> WHAT THE EXERCISE ASKS: Copy out every line exactly, passing over the pictures.

(Rows from a dataset)
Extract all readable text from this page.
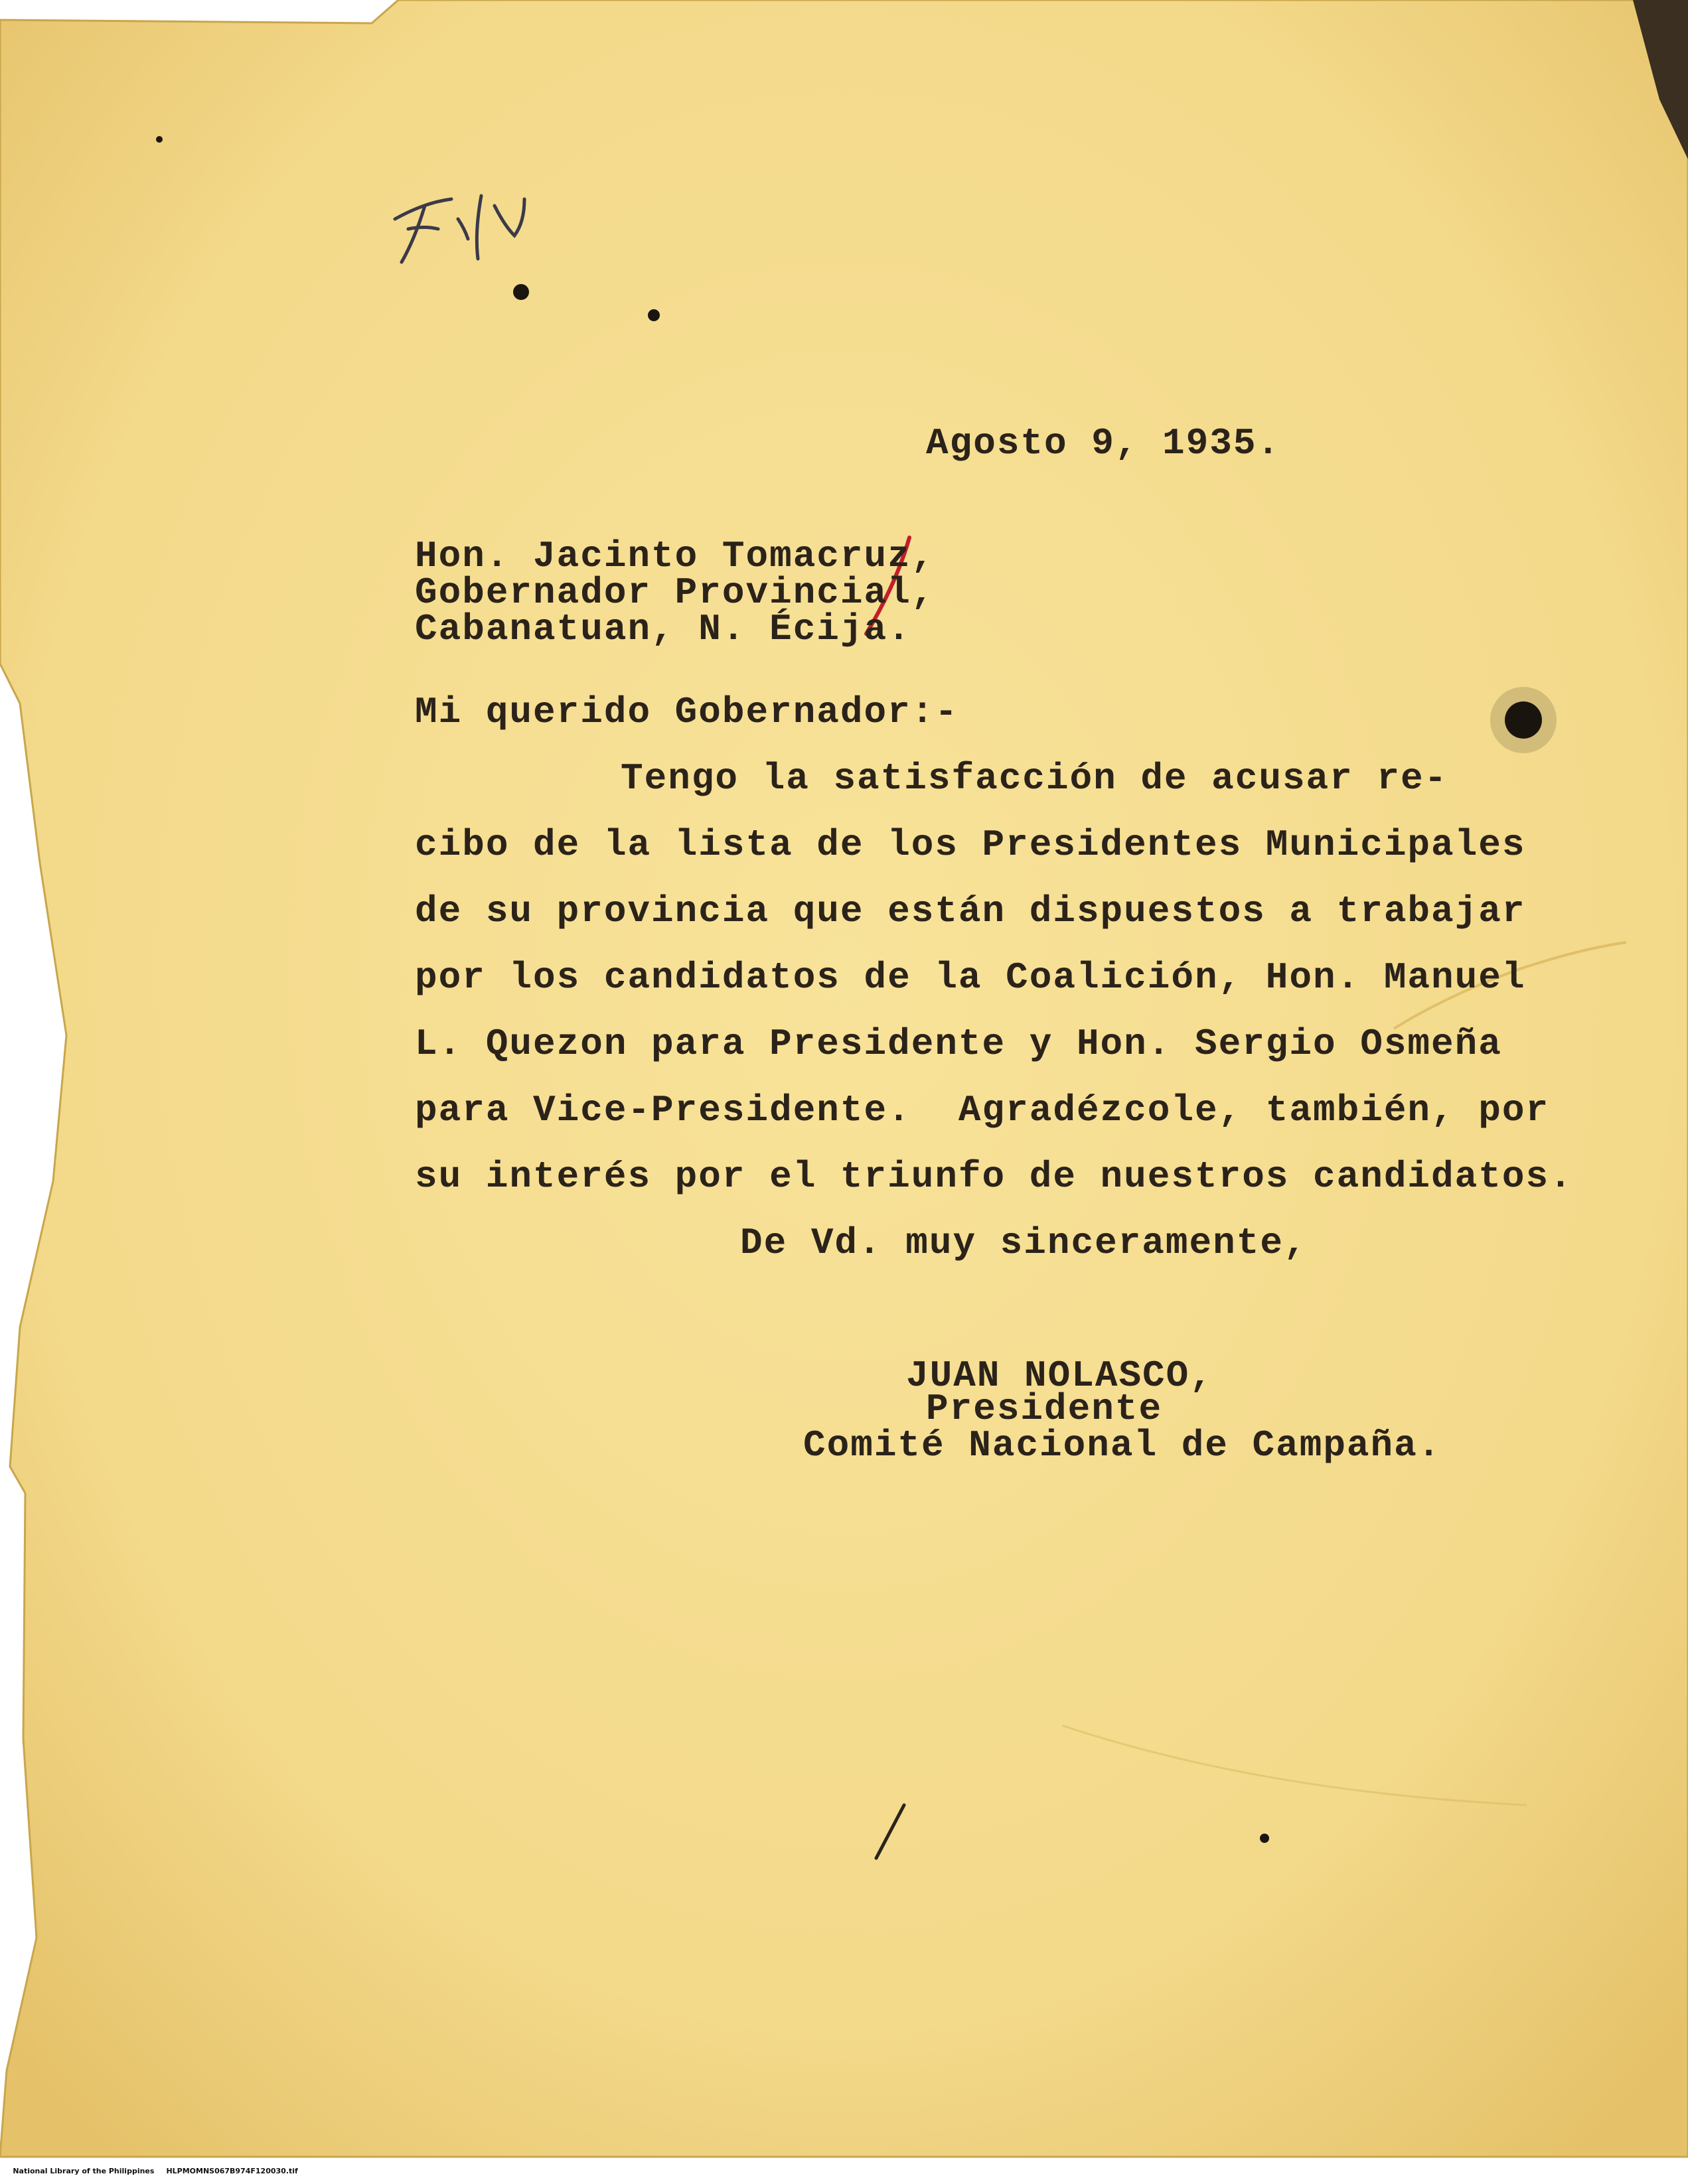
Agosto 9, 1935.
Hon. Jacinto Tomacruz,
Gobernador Provincial,
Cabanatuan, N. Écija.
Mi querido Gobernador:-
Tengo la satisfacción de acusar re-
cibo de la lista de los Presidentes Municipales
de su provincia que están dispuestos a trabajar
por los candidatos de la Coalición, Hon. Manuel
L. Quezon para Presidente y Hon. Sergio Osmeña
para Vice-Presidente.  Agradézcole, también, por
su interés por el triunfo de nuestros candidatos.
De Vd. muy sinceramente,
JUAN NOLASCO,
Presidente
Comité Nacional de Campaña.

National Library of the Philippines HLPMOMNS067B974F120030.tif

> SOLUTION BELOW:
Extract all readable text from this page.
Agosto 9, 1935.
Hon. Jacinto Tomacruz,
Gobernador Provincial,
Cabanatuan, N. Écija.
Mi querido Gobernador:-
Tengo la satisfacción de acusar re-
cibo de la lista de los Presidentes Municipales
de su provincia que están dispuestos a trabajar
por los candidatos de la Coalición, Hon. Manuel
L. Quezon para Presidente y Hon. Sergio Osmeña
para Vice-Presidente.  Agradézcole, también, por
su interés por el triunfo de nuestros candidatos.
De Vd. muy sinceramente,
JUAN NOLASCO,
Presidente
Comité Nacional de Campaña.

National Library of the Philippines HLPMOMNS067B974F120030.tif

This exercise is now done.